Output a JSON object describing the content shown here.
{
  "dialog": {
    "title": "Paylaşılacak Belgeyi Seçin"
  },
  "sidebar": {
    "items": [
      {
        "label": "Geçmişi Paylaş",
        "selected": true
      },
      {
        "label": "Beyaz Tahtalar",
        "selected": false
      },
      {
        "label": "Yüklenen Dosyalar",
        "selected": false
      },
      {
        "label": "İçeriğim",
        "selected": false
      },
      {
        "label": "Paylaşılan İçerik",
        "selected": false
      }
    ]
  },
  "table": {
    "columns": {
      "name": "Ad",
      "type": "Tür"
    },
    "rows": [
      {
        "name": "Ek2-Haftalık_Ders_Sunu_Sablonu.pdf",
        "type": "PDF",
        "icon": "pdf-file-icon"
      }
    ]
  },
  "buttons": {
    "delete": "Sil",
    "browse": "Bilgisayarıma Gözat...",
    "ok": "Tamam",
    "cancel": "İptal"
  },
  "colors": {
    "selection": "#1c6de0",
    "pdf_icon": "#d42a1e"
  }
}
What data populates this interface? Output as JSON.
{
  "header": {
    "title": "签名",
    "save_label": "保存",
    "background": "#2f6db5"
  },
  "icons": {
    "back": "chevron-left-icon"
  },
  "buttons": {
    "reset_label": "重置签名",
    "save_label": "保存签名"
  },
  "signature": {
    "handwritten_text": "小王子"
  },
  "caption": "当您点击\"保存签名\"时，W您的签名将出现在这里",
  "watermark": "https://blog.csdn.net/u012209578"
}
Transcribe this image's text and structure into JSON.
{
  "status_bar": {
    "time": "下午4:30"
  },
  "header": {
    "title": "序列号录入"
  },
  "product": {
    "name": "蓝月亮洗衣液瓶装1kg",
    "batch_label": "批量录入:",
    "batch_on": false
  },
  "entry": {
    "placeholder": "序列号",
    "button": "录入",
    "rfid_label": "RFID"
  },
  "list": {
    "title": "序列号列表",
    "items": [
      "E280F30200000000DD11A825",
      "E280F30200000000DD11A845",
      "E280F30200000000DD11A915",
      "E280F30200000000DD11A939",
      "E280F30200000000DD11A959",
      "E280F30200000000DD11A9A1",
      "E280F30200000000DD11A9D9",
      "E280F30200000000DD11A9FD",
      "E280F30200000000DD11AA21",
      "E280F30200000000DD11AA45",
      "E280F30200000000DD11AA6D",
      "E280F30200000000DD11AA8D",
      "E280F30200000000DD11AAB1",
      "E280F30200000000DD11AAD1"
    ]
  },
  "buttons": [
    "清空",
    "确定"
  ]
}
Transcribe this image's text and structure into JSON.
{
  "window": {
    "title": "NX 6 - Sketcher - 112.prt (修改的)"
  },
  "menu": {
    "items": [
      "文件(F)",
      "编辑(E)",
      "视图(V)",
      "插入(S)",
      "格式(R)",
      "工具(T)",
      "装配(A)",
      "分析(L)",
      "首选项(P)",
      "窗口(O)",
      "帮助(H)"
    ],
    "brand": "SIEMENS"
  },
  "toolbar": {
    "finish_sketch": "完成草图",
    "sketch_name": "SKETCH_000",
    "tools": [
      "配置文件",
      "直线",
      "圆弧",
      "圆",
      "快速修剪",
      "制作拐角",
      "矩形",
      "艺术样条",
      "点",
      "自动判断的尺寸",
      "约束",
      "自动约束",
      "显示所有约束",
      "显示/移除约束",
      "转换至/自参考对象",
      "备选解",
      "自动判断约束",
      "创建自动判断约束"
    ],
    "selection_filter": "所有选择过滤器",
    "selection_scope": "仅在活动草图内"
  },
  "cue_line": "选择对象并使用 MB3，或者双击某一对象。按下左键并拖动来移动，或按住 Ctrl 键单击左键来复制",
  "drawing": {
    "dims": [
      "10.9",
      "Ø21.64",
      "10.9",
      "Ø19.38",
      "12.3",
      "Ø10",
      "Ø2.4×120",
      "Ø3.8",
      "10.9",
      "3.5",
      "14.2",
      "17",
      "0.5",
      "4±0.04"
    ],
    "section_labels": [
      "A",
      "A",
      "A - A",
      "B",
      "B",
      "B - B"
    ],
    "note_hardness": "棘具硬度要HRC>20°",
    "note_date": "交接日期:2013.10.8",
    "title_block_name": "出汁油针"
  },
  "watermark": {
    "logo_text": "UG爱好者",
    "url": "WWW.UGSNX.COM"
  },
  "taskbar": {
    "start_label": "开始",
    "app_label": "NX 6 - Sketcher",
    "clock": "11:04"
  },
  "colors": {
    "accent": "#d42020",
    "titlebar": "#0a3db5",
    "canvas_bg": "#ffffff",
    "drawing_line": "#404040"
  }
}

== == ==

-- What is expected --
Type out all of the material again, word for word.

-- Final answer --
Output a JSON object describing the content shown here.
{
  "dialog": {
    "title": "Paylaşılacak Belgeyi Seçin"
  },
  "sidebar": {
    "items": [
      {
        "label": "Geçmişi Paylaş",
        "selected": true
      },
      {
        "label": "Beyaz Tahtalar",
        "selected": false
      },
      {
        "label": "Yüklenen Dosyalar",
        "selected": false
      },
      {
        "label": "İçeriğim",
        "selected": false
      },
      {
        "label": "Paylaşılan İçerik",
        "selected": false
      }
    ]
  },
  "table": {
    "columns": {
      "name": "Ad",
      "type": "Tür"
    },
    "rows": [
      {
        "name": "Ek2-Haftalık_Ders_Sunu_Sablonu.pdf",
        "type": "PDF",
        "icon": "pdf-file-icon"
      }
    ]
  },
  "buttons": {
    "delete": "Sil",
    "browse": "Bilgisayarıma Gözat...",
    "ok": "Tamam",
    "cancel": "İptal"
  },
  "colors": {
    "selection": "#1c6de0",
    "pdf_icon": "#d42a1e"
  }
}
What data populates this interface? Output as JSON.
{
  "header": {
    "title": "签名",
    "save_label": "保存",
    "background": "#2f6db5"
  },
  "icons": {
    "back": "chevron-left-icon"
  },
  "buttons": {
    "reset_label": "重置签名",
    "save_label": "保存签名"
  },
  "signature": {
    "handwritten_text": "小王子"
  },
  "caption": "当您点击\"保存签名\"时，W您的签名将出现在这里",
  "watermark": "https://blog.csdn.net/u012209578"
}
Transcribe this image's text and structure into JSON.
{
  "status_bar": {
    "time": "下午4:30"
  },
  "header": {
    "title": "序列号录入"
  },
  "product": {
    "name": "蓝月亮洗衣液瓶装1kg",
    "batch_label": "批量录入:",
    "batch_on": false
  },
  "entry": {
    "placeholder": "序列号",
    "button": "录入",
    "rfid_label": "RFID"
  },
  "list": {
    "title": "序列号列表",
    "items": [
      "E280F30200000000DD11A825",
      "E280F30200000000DD11A845",
      "E280F30200000000DD11A915",
      "E280F30200000000DD11A939",
      "E280F30200000000DD11A959",
      "E280F30200000000DD11A9A1",
      "E280F30200000000DD11A9D9",
      "E280F30200000000DD11A9FD",
      "E280F30200000000DD11AA21",
      "E280F30200000000DD11AA45",
      "E280F30200000000DD11AA6D",
      "E280F30200000000DD11AA8D",
      "E280F30200000000DD11AAB1",
      "E280F30200000000DD11AAD1"
    ]
  },
  "buttons": [
    "清空",
    "确定"
  ]
}
Transcribe this image's text and structure into JSON.
{
  "window": {
    "title": "NX 6 - Sketcher - 112.prt (修改的)"
  },
  "menu": {
    "items": [
      "文件(F)",
      "编辑(E)",
      "视图(V)",
      "插入(S)",
      "格式(R)",
      "工具(T)",
      "装配(A)",
      "分析(L)",
      "首选项(P)",
      "窗口(O)",
      "帮助(H)"
    ],
    "brand": "SIEMENS"
  },
  "toolbar": {
    "finish_sketch": "完成草图",
    "sketch_name": "SKETCH_000",
    "tools": [
      "配置文件",
      "直线",
      "圆弧",
      "圆",
      "快速修剪",
      "制作拐角",
      "矩形",
      "艺术样条",
      "点",
      "自动判断的尺寸",
      "约束",
      "自动约束",
      "显示所有约束",
      "显示/移除约束",
      "转换至/自参考对象",
      "备选解",
      "自动判断约束",
      "创建自动判断约束"
    ],
    "selection_filter": "所有选择过滤器",
    "selection_scope": "仅在活动草图内"
  },
  "cue_line": "选择对象并使用 MB3，或者双击某一对象。按下左键并拖动来移动，或按住 Ctrl 键单击左键来复制",
  "drawing": {
    "dims": [
      "10.9",
      "Ø21.64",
      "10.9",
      "Ø19.38",
      "12.3",
      "Ø10",
      "Ø2.4×120",
      "Ø3.8",
      "10.9",
      "3.5",
      "14.2",
      "17",
      "0.5",
      "4±0.04"
    ],
    "section_labels": [
      "A",
      "A",
      "A - A",
      "B",
      "B",
      "B - B"
    ],
    "note_hardness": "棘具硬度要HRC>20°",
    "note_date": "交接日期:2013.10.8",
    "title_block_name": "出汁油针"
  },
  "watermark": {
    "logo_text": "UG爱好者",
    "url": "WWW.UGSNX.COM"
  },
  "taskbar": {
    "start_label": "开始",
    "app_label": "NX 6 - Sketcher",
    "clock": "11:04"
  },
  "colors": {
    "accent": "#d42020",
    "titlebar": "#0a3db5",
    "canvas_bg": "#ffffff",
    "drawing_line": "#404040"
  }
}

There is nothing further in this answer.